─── RECORD SET ───

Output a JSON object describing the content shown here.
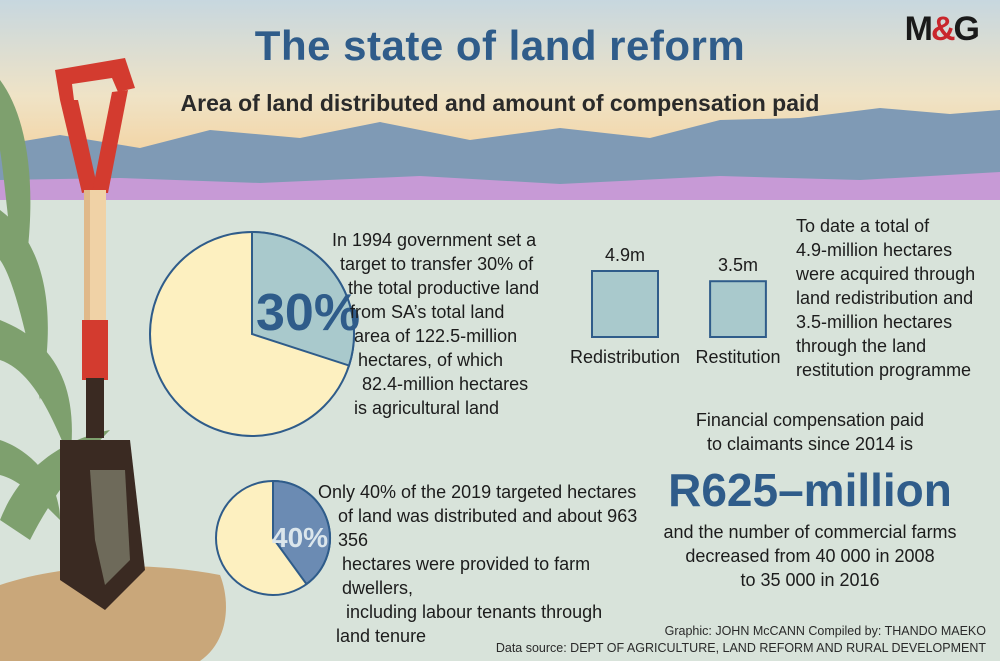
{
  "logo": {
    "m": "M",
    "amp": "&",
    "g": "G"
  },
  "title": "The state of land reform",
  "subtitle": "Area of land distributed and amount of compensation paid",
  "target": {
    "percent_label": "30%",
    "percent_value": 30,
    "lines": [
      "In 1994 government set a",
      "target to transfer 30% of",
      "the total productive land",
      "from SA’s total land",
      "area  of 122.5-million",
      "hectares, of which",
      "82.4-million hectares",
      "is agricultural land"
    ]
  },
  "distributed": {
    "percent_label": "40%",
    "percent_value": 40,
    "lines": [
      "Only 40% of the 2019 targeted hectares",
      "of land was distributed and about 963 356",
      "hectares were provided to farm dwellers,",
      "including labour tenants through",
      "land tenure"
    ]
  },
  "chart_data": {
    "type": "bar",
    "categories": [
      "Redistribution",
      "Restitution"
    ],
    "values": [
      4.9,
      3.5
    ],
    "value_labels": [
      "4.9m",
      "3.5m"
    ],
    "unit": "million hectares"
  },
  "acquired": {
    "lines": [
      "To date a total of",
      "4.9-million hectares",
      "were acquired through",
      "land redistribution and",
      "3.5-million hectares",
      "through the land",
      "restitution programme"
    ]
  },
  "compensation": {
    "intro": [
      "Financial compensation paid",
      "to claimants since 2014 is"
    ],
    "amount": "R625–million",
    "outro": [
      "and the number of commercial farms",
      "decreased from 40 000 in 2008",
      "to 35 000 in 2016"
    ]
  },
  "credits": {
    "line1": "Graphic: JOHN McCANN  Compiled by: THANDO MAEKO",
    "line2": "Data source: DEPT OF AGRICULTURE, LAND REFORM AND RURAL DEVELOPMENT"
  },
  "colors": {
    "accent": "#2f5c8a",
    "pie_fill": "#fdf0c0",
    "pie_slice_30": "#a9c9cc",
    "pie_slice_40": "#6b8bb3",
    "box_fill": "#a9c9cc"
  }
}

───

§ TASK OBJECTIVE: Each line in the entries above that includes the string "paid" should be extracted.

§ TASK OUTPUT:
  "subtitle": "Area of land distributed and amount of compensation paid",
      "Financial compensation paid",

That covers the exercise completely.